▸ **To do**
State how many lines in these records contain the word "true", and nothing else.

(Stored entries)
* Start *
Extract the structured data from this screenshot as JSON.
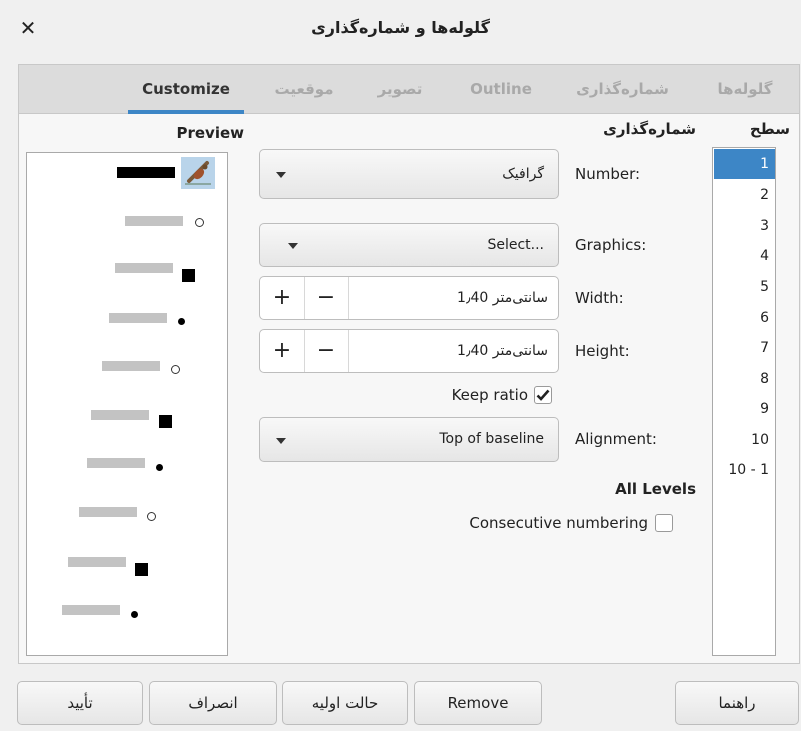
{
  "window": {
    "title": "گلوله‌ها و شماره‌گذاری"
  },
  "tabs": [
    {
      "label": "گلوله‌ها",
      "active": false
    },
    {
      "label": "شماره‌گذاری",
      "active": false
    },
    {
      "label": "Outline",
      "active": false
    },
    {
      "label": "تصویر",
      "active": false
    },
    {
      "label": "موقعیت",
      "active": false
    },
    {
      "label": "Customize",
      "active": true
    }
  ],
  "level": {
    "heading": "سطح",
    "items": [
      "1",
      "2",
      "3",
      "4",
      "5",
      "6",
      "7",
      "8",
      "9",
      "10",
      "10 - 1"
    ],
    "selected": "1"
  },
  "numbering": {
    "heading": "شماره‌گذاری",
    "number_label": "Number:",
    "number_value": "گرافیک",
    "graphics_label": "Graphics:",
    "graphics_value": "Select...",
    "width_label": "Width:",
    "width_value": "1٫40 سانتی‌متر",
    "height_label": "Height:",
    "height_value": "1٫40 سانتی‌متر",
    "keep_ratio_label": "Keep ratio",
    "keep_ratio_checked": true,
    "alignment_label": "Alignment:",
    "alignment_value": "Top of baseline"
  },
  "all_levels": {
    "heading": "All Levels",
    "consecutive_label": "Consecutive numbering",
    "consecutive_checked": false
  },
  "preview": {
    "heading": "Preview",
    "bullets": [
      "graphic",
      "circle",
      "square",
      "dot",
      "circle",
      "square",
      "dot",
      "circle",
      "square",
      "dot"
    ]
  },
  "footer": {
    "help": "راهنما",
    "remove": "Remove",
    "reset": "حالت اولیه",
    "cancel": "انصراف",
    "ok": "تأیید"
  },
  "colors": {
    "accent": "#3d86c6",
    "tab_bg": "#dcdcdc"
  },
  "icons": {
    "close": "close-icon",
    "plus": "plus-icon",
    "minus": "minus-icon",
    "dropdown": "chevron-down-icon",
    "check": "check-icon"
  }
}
* End *
* Start *
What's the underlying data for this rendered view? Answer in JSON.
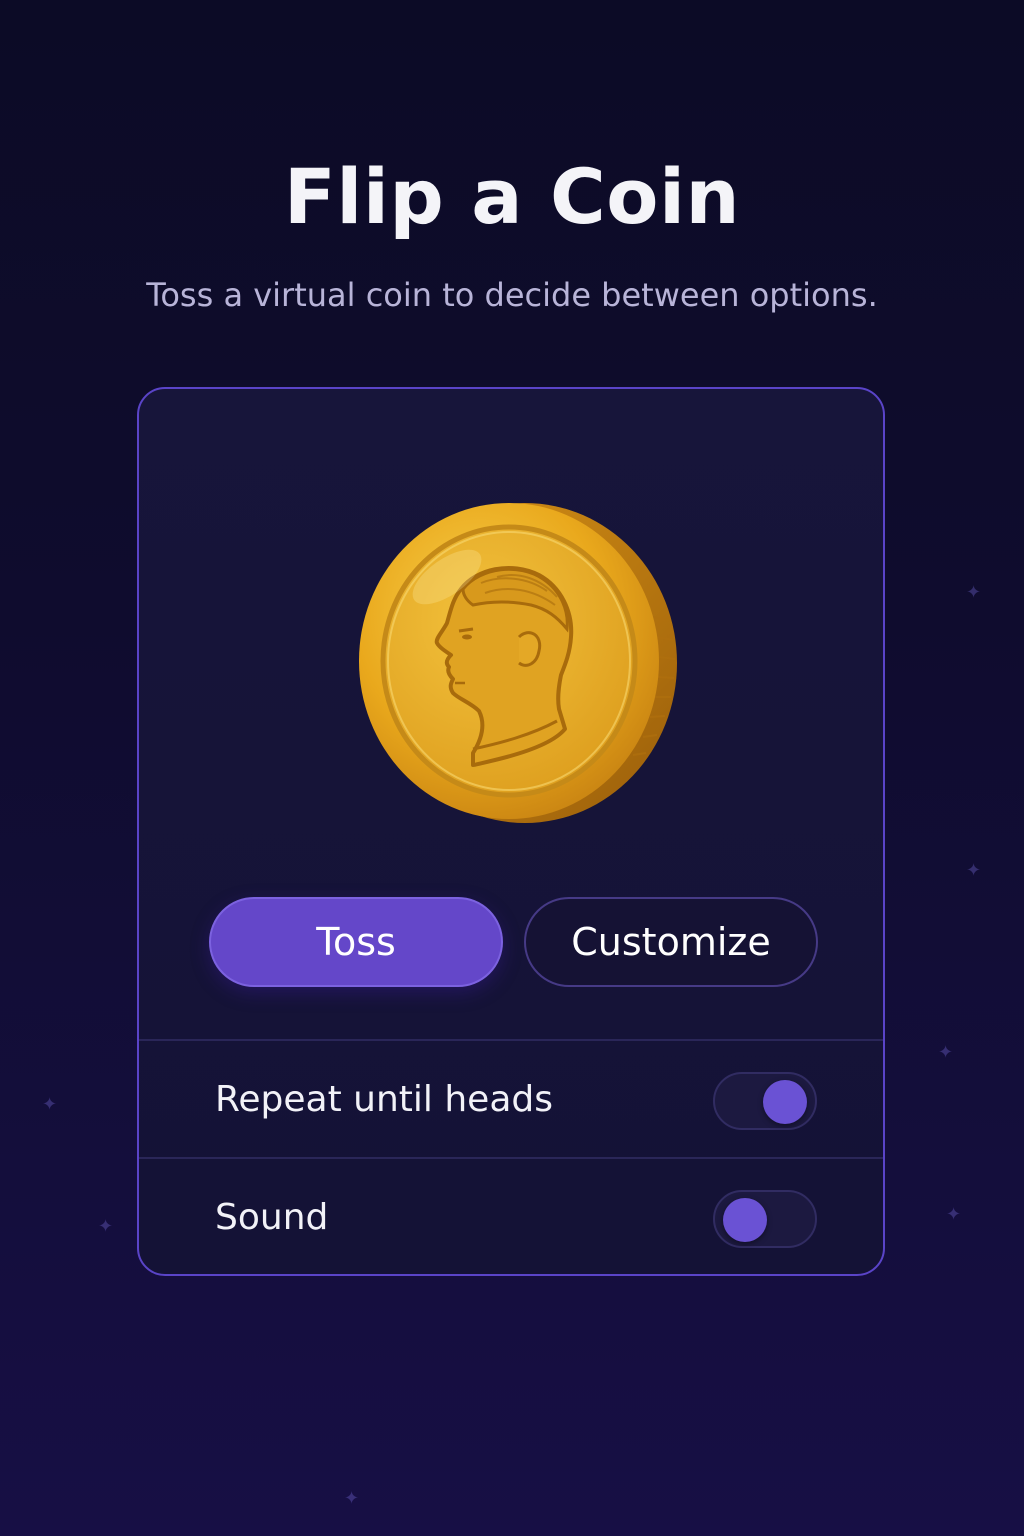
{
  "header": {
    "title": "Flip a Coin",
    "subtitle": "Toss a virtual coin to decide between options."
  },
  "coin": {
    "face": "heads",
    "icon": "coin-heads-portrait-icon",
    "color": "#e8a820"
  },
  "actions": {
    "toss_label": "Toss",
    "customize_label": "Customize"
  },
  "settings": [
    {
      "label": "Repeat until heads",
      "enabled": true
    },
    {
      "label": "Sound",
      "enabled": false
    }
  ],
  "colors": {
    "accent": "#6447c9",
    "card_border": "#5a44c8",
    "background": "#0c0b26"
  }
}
* End *
* Start *
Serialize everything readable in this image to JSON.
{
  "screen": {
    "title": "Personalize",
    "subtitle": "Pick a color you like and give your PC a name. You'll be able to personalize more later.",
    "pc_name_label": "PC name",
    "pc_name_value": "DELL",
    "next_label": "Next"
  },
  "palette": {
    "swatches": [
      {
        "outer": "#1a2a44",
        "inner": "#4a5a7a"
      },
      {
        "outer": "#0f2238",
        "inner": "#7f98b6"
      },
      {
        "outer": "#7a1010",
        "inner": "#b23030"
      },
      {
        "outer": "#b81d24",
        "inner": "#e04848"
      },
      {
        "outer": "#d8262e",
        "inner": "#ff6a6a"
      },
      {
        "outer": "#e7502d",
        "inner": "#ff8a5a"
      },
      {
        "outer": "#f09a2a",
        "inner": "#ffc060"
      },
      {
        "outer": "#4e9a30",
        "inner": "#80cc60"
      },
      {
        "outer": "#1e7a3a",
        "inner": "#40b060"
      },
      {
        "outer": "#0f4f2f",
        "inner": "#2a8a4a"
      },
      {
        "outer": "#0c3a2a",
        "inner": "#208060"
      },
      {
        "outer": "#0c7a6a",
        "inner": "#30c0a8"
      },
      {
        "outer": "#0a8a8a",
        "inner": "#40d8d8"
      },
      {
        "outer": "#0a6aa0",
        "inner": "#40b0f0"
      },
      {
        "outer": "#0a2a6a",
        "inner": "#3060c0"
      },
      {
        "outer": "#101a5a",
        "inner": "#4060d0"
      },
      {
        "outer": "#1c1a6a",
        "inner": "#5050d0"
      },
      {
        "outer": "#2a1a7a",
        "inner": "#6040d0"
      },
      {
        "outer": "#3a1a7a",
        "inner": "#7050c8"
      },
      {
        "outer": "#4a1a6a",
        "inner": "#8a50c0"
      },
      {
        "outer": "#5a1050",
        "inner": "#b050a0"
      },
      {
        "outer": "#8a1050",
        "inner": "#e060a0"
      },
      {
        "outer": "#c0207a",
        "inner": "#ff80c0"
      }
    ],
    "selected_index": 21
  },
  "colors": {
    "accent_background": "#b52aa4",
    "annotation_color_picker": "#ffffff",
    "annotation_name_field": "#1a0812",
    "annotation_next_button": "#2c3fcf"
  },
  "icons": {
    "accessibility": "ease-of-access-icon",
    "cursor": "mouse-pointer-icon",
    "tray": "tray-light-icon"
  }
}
* End *
▸ **The result**
3